**What you have to do**
Restate all of the entries exactly, dropping any pictures they hold.

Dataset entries
====

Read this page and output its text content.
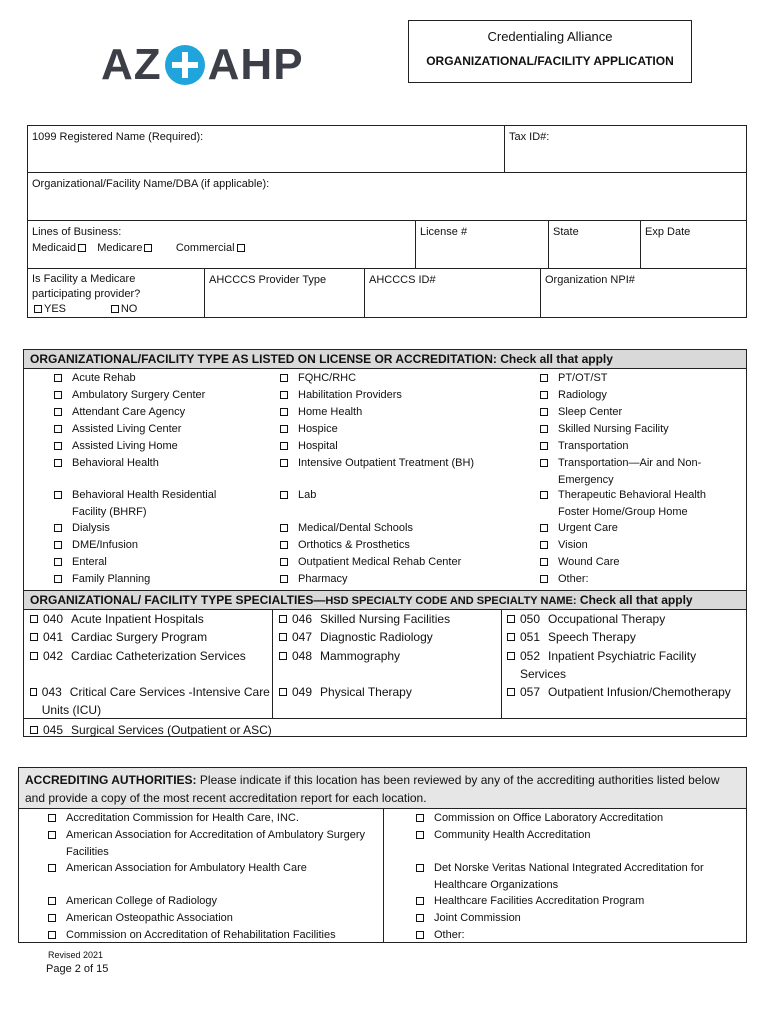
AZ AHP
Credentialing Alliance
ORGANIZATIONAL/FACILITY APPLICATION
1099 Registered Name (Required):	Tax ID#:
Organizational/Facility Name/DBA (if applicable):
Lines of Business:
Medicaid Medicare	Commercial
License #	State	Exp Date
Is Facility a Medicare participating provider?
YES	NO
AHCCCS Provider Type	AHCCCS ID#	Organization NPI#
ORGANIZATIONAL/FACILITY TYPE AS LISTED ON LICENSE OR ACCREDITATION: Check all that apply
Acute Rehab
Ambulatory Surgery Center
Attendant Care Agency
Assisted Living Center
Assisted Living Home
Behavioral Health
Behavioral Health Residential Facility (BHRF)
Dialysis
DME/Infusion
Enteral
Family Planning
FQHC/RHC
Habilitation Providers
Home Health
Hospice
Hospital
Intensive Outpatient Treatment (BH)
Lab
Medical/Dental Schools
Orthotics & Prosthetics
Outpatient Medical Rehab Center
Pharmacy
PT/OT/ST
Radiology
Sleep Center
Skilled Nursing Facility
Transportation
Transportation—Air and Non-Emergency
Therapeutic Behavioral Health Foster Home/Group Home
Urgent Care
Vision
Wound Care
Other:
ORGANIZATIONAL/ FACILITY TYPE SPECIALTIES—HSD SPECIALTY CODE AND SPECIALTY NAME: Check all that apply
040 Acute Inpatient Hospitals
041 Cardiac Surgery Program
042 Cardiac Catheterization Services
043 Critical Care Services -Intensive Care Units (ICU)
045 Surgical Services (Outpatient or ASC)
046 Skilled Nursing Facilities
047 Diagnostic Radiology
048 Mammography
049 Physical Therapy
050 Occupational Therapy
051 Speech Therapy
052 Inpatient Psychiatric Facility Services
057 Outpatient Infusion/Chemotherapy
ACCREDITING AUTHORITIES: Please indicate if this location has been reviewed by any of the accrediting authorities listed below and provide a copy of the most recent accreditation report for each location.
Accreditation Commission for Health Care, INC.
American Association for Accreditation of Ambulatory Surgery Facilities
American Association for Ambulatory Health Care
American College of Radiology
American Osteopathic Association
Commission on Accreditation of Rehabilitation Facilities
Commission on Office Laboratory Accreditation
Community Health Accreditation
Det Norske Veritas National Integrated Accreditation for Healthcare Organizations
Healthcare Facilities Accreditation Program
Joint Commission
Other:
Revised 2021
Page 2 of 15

====

**Task response**
Read this page and output its text content.
AZ AHP
Credentialing Alliance
ORGANIZATIONAL/FACILITY APPLICATION
1099 Registered Name (Required):	Tax ID#:
Organizational/Facility Name/DBA (if applicable):
Lines of Business:
Medicaid Medicare	Commercial
License #	State	Exp Date
Is Facility a Medicare participating provider?
YES	NO
AHCCCS Provider Type	AHCCCS ID#	Organization NPI#
ORGANIZATIONAL/FACILITY TYPE AS LISTED ON LICENSE OR ACCREDITATION: Check all that apply
Acute Rehab
Ambulatory Surgery Center
Attendant Care Agency
Assisted Living Center
Assisted Living Home
Behavioral Health
Behavioral Health Residential Facility (BHRF)
Dialysis
DME/Infusion
Enteral
Family Planning
FQHC/RHC
Habilitation Providers
Home Health
Hospice
Hospital
Intensive Outpatient Treatment (BH)
Lab
Medical/Dental Schools
Orthotics & Prosthetics
Outpatient Medical Rehab Center
Pharmacy
PT/OT/ST
Radiology
Sleep Center
Skilled Nursing Facility
Transportation
Transportation—Air and Non-Emergency
Therapeutic Behavioral Health Foster Home/Group Home
Urgent Care
Vision
Wound Care
Other:
ORGANIZATIONAL/ FACILITY TYPE SPECIALTIES—HSD SPECIALTY CODE AND SPECIALTY NAME: Check all that apply
040 Acute Inpatient Hospitals
041 Cardiac Surgery Program
042 Cardiac Catheterization Services
043 Critical Care Services -Intensive Care Units (ICU)
045 Surgical Services (Outpatient or ASC)
046 Skilled Nursing Facilities
047 Diagnostic Radiology
048 Mammography
049 Physical Therapy
050 Occupational Therapy
051 Speech Therapy
052 Inpatient Psychiatric Facility Services
057 Outpatient Infusion/Chemotherapy
ACCREDITING AUTHORITIES: Please indicate if this location has been reviewed by any of the accrediting authorities listed below and provide a copy of the most recent accreditation report for each location.
Accreditation Commission for Health Care, INC.
American Association for Accreditation of Ambulatory Surgery Facilities
American Association for Ambulatory Health Care
American College of Radiology
American Osteopathic Association
Commission on Accreditation of Rehabilitation Facilities
Commission on Office Laboratory Accreditation
Community Health Accreditation
Det Norske Veritas National Integrated Accreditation for Healthcare Organizations
Healthcare Facilities Accreditation Program
Joint Commission
Other:
Revised 2021
Page 2 of 15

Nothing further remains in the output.